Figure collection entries
· · · ·
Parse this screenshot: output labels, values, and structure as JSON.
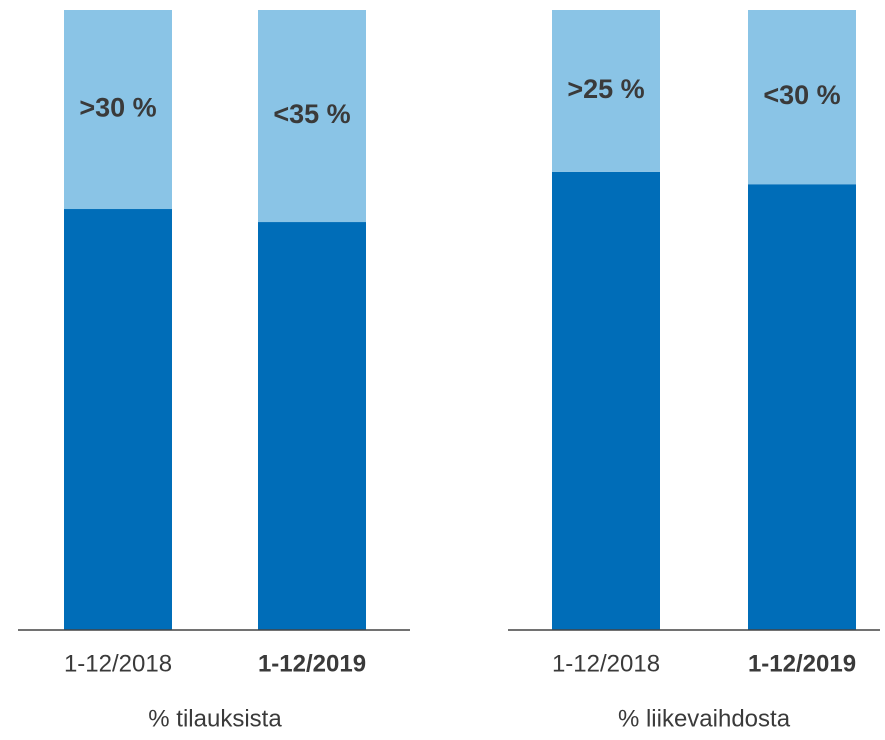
{
  "chart_data": [
    {
      "type": "stacked-bar",
      "xlabel": "% tilauksista",
      "categories": [
        "1-12/2018",
        "1-12/2019"
      ],
      "ylim": [
        0,
        100
      ],
      "series": [
        {
          "color": "#006db8",
          "values": [
            67.9,
            65.8
          ]
        },
        {
          "color": "#8ac4e6",
          "values": [
            32.1,
            34.2
          ],
          "value_labels": [
            ">30 %",
            "<35 %"
          ]
        }
      ]
    },
    {
      "type": "stacked-bar",
      "xlabel": "% liikevaihdosta",
      "categories": [
        "1-12/2018",
        "1-12/2019"
      ],
      "ylim": [
        0,
        100
      ],
      "series": [
        {
          "color": "#006db8",
          "values": [
            73.9,
            71.9
          ]
        },
        {
          "color": "#8ac4e6",
          "values": [
            26.1,
            28.1
          ],
          "value_labels": [
            ">25 %",
            "<30 %"
          ]
        }
      ]
    }
  ]
}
· · · ·
What the exercise asks:
Among these entries, how many lines include the string "xlabel"? Reply with the number by itself.

Output for this task:
2